* Task goal *
Return every line of the data below that includes the string "icon".

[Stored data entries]

━━━━━━

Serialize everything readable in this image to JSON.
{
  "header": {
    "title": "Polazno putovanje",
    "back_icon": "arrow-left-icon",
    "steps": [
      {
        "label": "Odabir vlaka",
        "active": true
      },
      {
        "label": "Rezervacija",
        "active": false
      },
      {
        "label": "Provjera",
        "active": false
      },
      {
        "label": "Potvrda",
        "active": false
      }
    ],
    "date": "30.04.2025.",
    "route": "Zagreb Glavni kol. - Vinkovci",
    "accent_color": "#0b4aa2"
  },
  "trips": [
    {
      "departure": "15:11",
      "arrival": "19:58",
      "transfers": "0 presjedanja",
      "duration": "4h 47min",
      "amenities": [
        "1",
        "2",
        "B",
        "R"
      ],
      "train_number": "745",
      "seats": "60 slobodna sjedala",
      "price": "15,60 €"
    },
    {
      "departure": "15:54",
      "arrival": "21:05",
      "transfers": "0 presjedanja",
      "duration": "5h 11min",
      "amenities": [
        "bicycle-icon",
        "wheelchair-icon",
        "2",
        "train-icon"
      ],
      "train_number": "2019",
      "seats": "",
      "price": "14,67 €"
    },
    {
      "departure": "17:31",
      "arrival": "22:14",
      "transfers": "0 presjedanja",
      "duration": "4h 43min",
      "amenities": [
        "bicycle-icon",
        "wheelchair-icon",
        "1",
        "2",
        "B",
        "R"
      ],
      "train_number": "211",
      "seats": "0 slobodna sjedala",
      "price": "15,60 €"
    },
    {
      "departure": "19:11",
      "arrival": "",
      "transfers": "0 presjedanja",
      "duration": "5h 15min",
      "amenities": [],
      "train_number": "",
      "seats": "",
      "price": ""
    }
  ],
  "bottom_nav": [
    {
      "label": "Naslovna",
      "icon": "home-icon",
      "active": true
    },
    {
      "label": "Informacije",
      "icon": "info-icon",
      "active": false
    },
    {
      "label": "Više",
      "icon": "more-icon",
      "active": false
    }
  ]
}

━━━━━━

* Problem solution *
    "back_icon": "arrow-left-icon",
        "bicycle-icon",
        "wheelchair-icon",
        "train-icon"
        "bicycle-icon",
        "wheelchair-icon",
      "icon": "home-icon",
      "icon": "info-icon",
      "icon": "more-icon",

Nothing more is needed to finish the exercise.